### EXTRACT
##############################

If you're getting free childcare very difficult to moan about it really. I don't think one day a week is limited time with grandchildren, and perfectly justified for her not to want more time at the weekends.

Sounds as though you have issues with her, but they are separate, at the moment you are getting free childcare plus much more time than many grandparents can spend. My in laws are 200 miles away and my parents are in another country. I can't think of anything worse than having them provide childcare but I would like them to see DS a bit more often.

SoupDragon · 07/03/2008 11:27

YABU; you said you weren't keen, you didn't tell her not to do it. She is doing you a favour looking after your DD, free of charge - she doesn't have to do this.

Wisteria · 07/03/2008 11:27

OK - so you are cross about the creche - tell her!

I think it is more likely that your inner resentment is the issue here to be honest. Talk to her - you may not be aware of half the things she has been through.

Emprexia · 07/03/2008 11:32

My mother looks after my 18mo DS once a week while i'm at work.. i wish she WOULD go out and do something while she had him instead of feeling like she has to stay in all day.

If that meant leaving him a creche for a couple of hours, i wouldn't actually mind.

YABU, you aren;t paying her, she's doing you a favour and going into a creche for an hour or so isn't going to harm your DD.

I wonder if the issue here isn't the creche, but more your disapproval of your mothers lifestyle.

pelafina · 07/03/2008 11:37

Message withdrawn

Cam · 07/03/2008 11:38

This isn't about the creche, this is a power struggle/control issue.

The gym creche probably isn't free either, the one I used to use with dd2 for an hour while I exercised was really expensive

WiiMii · 07/03/2008 11:41

This reply has been deleted

Message withdrawn at poster's request.

##############################

### PROBLEMS AND TASKS
1 - Please rewrite the paragraph in the forum thread beginning "Sounds as though you have issues with her" as a short bulleted list, keeping its main facts.
2 - Carry on the forum thread about the grandmother's childcare from its last post.

##############################

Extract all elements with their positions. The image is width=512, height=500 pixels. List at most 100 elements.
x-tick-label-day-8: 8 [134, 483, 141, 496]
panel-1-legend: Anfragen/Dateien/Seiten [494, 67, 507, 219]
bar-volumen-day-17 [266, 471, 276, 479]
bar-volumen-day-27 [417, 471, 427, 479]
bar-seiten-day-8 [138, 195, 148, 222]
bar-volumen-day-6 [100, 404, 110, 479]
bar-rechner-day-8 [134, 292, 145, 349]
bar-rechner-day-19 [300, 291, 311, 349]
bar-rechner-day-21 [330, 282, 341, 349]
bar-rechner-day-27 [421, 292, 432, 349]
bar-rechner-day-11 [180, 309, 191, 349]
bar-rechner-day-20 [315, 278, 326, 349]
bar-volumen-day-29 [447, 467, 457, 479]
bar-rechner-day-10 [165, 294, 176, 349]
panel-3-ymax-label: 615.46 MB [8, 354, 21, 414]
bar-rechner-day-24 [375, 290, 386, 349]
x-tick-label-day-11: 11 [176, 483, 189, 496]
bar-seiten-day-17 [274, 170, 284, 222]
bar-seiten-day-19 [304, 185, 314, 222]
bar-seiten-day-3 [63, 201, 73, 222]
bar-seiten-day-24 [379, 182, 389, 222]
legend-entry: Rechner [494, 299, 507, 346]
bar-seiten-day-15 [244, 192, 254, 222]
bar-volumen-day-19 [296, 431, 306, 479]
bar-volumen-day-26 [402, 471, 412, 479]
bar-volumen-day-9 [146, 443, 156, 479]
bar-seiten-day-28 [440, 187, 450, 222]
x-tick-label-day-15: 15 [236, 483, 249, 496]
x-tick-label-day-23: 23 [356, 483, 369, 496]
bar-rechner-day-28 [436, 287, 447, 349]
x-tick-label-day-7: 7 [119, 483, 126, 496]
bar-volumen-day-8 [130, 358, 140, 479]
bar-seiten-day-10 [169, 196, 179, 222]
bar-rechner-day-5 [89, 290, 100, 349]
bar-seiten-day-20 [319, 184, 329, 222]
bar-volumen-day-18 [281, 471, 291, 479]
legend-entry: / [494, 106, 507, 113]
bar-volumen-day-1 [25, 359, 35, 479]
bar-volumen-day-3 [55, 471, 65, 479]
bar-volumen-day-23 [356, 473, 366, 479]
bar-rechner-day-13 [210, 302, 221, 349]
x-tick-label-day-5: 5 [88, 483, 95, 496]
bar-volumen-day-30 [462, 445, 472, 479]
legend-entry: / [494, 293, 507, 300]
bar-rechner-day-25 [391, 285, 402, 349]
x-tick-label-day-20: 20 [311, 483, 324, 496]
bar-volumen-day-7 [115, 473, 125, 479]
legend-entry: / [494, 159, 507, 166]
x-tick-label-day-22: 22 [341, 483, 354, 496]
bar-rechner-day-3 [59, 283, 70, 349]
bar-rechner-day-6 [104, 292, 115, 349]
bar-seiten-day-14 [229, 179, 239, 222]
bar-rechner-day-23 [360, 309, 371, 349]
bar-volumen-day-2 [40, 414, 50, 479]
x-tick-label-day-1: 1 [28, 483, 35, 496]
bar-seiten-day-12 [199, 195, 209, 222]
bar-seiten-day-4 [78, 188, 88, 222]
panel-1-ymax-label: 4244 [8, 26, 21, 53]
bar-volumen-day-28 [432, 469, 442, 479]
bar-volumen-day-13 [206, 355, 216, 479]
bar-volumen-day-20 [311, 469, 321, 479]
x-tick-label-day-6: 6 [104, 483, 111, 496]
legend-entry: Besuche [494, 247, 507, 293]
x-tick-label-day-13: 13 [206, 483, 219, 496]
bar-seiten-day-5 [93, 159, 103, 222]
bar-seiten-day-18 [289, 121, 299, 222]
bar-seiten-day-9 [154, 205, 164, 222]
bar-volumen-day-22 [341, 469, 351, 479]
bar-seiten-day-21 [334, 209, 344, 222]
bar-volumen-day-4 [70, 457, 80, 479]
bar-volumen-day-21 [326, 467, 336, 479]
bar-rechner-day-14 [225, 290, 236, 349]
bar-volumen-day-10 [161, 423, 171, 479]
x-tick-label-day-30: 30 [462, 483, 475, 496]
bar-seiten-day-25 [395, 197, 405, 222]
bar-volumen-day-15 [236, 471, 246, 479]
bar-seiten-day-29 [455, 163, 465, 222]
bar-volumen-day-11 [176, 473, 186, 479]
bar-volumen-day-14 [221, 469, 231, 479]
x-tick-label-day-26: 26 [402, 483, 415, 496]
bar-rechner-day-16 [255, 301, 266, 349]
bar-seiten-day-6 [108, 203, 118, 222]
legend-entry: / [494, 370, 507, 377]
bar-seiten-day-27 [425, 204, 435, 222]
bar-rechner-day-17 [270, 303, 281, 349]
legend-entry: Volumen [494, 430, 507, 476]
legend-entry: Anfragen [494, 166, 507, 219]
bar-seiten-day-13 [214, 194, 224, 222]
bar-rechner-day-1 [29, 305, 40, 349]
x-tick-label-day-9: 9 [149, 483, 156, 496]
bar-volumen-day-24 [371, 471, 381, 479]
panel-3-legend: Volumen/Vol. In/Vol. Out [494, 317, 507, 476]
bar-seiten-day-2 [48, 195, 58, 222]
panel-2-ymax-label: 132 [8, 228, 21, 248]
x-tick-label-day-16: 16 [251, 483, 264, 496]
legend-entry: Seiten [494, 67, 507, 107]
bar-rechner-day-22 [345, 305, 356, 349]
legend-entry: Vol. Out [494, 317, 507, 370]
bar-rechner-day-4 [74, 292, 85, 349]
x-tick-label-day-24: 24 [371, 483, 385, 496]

##############################

### TASK ANSWERS
1 -
- Any issues with her are a separate matter.
- For now, the family gets free childcare and far more grandparent time than many grandparents can give.
- The writer's in-laws live 200 miles away, and the writer's parents live in another country.
- The writer would hate to have them provide childcare but would like them to see DS a bit more often.

2 -
keyhole · 07/03/2008 11:45

WiiMii that is harsh - you don't know me or my situation to have such a strong view. I am asking if I am being unreasonable which suggests I think I might be and general opinion not a character assassination.

OP posts:
WiiMii · 07/03/2008 11:47

This reply has been deleted

Message withdrawn at poster's request.

Wisteria · 07/03/2008 11:47

I can see why that would upset you KH but to be fair WiiMii said acting like a spoilt brat, not that you are one and your posts do tend to suggest that to me as well if you won't tackle the other issues here.

You asked if YABU and for the most part I think the majority think you are. There's no point starting a thread like this unless you are prepared to accept you may be

Cam · 07/03/2008 11:49

Also your dd is 3 yo.

Probably liked doing colouring and playing with dolls or whatever.

keyhole · 07/03/2008 11:54

I can accept I might be unreasonable. Just felt that post was too harsh. Was looking for friendly advice - thought thatwas what mn was supposed to be about.

OP posts:
Cam · 07/03/2008 11:56

Your right keyhole. The AIBU topic does tend to polarise views though.

Wisteria · 07/03/2008 11:56

YABU - kind of invites all opinions keyhole, more of a 'let's have a barney' topic , try posting in chat or a different topic list if you don't like the opinionated threads

I think this thread has been very friendly to you considering most people think you are BU

BrownSuga · 07/03/2008 11:57

Once a week isn't too much to ask her to spend the day with your DD, she has 6 other days to get fit or whatever she likes to do. If she was going to keep doing it, I'd make other arrangements

Loshad · 07/03/2008 12:01

YABveryU, free childcare, your mum sees your daughter for a day every week - that's loads of grandparent contact time. I think you really need to work out your own issues about your mum leaving your dad, there will be all sorts of things you aren't aware of, and tbh it sounds like you are blaming your mum for that fact, and that your life has changed because of their breakup. However you are an adult, you need to move on, and if you are happy to accept free childcare from your mum then you need to cut her some slack, otherwise find a nursery/childminder and cough up the £30/week your mum is saving you.

Wisteria · 07/03/2008 12:04

BrownSuga - do you think Grandparents have a duty to be there for their grandchildren as much as that??
I am amazed at that train of thought and hope my dcs don't expect so much of me when their time comes, I will probably 'do' if I can but not if I was 'expected' to!!